── RECORDS SUPPLIED
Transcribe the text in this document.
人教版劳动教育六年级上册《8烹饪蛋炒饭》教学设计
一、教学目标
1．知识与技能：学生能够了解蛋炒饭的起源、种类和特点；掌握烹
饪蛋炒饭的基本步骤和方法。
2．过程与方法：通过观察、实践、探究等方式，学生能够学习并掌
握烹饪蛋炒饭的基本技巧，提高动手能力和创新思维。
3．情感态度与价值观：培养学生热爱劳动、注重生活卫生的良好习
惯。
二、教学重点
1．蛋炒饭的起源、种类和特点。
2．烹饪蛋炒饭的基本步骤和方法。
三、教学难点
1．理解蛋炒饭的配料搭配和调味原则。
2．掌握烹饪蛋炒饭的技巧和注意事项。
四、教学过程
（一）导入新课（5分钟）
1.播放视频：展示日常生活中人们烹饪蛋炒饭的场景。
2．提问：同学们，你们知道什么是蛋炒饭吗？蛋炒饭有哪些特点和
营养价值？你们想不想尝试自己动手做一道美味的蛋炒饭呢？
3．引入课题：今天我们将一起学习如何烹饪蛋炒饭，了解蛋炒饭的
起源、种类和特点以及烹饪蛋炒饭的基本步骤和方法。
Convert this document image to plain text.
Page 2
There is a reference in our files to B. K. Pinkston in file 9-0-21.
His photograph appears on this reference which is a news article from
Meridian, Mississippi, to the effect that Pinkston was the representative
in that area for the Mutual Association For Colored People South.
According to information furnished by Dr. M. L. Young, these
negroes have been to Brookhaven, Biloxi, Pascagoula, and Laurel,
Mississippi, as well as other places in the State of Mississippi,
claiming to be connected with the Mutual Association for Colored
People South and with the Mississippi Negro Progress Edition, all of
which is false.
────
THE REQUEST: Scan the material above for the string "which" and return the lines that hold it.

THE RESPONSE:
His photograph appears on this reference which is a news article from
which is false.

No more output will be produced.